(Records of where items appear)
___

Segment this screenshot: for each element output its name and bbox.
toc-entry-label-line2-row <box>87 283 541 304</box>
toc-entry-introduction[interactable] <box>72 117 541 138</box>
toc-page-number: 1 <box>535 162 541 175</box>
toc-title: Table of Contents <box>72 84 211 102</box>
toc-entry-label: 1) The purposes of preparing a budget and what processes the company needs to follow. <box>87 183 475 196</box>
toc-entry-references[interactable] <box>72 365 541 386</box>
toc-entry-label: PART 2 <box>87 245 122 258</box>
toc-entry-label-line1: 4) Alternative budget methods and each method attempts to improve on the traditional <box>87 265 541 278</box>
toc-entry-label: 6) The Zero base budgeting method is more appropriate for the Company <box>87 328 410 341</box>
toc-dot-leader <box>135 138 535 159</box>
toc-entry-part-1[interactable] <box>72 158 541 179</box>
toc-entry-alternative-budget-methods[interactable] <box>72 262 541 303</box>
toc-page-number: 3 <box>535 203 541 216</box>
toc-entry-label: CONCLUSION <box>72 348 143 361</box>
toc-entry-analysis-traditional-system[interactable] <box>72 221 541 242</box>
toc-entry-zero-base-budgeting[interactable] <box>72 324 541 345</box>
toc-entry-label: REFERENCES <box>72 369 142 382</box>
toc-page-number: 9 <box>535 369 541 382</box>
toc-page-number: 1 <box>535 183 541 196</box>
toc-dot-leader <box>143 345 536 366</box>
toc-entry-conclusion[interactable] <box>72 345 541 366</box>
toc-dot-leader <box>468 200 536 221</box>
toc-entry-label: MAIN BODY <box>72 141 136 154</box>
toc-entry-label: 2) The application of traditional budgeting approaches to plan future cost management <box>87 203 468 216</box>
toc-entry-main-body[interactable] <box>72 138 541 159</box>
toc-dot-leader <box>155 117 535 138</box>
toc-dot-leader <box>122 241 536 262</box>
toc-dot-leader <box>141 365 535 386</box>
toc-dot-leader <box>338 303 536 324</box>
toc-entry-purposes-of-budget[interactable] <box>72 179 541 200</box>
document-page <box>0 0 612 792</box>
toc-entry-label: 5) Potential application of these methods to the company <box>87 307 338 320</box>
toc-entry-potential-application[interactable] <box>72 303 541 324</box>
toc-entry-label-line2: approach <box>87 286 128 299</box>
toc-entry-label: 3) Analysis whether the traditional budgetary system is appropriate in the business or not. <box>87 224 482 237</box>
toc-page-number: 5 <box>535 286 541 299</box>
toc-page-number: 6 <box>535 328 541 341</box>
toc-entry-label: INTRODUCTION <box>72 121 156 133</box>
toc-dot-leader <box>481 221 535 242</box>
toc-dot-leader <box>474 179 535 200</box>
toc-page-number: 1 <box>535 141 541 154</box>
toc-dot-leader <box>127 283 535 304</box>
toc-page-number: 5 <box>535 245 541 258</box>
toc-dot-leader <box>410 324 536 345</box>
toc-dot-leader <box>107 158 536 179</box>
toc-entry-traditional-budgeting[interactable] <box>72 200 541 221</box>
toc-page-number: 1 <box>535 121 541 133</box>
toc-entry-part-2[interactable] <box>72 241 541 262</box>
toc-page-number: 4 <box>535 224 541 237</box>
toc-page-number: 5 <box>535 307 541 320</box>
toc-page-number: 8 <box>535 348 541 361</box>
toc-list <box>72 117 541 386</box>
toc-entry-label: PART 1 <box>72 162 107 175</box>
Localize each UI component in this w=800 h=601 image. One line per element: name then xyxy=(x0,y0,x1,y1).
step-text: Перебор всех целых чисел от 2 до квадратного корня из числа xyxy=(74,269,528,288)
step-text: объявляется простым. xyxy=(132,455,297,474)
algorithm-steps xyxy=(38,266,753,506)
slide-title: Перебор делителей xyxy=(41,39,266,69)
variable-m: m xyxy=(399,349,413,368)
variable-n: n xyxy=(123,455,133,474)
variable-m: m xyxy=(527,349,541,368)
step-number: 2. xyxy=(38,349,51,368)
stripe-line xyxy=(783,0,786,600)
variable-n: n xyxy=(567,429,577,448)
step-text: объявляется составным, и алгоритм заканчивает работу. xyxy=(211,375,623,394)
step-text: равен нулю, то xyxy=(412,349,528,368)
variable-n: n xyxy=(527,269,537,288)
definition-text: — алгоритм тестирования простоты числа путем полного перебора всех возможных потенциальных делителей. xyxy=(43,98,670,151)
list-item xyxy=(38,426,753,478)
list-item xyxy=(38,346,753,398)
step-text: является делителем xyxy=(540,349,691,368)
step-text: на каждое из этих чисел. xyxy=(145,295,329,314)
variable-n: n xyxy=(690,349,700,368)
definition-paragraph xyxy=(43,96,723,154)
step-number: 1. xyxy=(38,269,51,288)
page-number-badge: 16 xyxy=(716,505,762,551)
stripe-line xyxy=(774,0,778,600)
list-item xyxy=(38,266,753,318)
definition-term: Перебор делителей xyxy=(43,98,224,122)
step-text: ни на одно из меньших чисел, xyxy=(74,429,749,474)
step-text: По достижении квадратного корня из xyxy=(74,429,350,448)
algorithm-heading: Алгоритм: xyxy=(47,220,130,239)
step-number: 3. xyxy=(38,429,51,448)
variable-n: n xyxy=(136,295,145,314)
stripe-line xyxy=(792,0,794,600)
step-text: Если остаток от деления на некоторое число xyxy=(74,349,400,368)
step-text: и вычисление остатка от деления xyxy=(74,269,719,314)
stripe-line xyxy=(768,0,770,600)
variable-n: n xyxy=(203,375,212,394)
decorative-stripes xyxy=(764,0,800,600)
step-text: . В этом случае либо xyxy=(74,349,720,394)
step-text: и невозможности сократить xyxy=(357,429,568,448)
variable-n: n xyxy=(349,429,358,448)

___

List every line of the material above that contains the string "деления".

## Complete response:
step-text: Если остаток от деления на некоторое число xyxy=(74,349,400,368)
step-text: и вычисление остатка от деления xyxy=(74,269,719,314)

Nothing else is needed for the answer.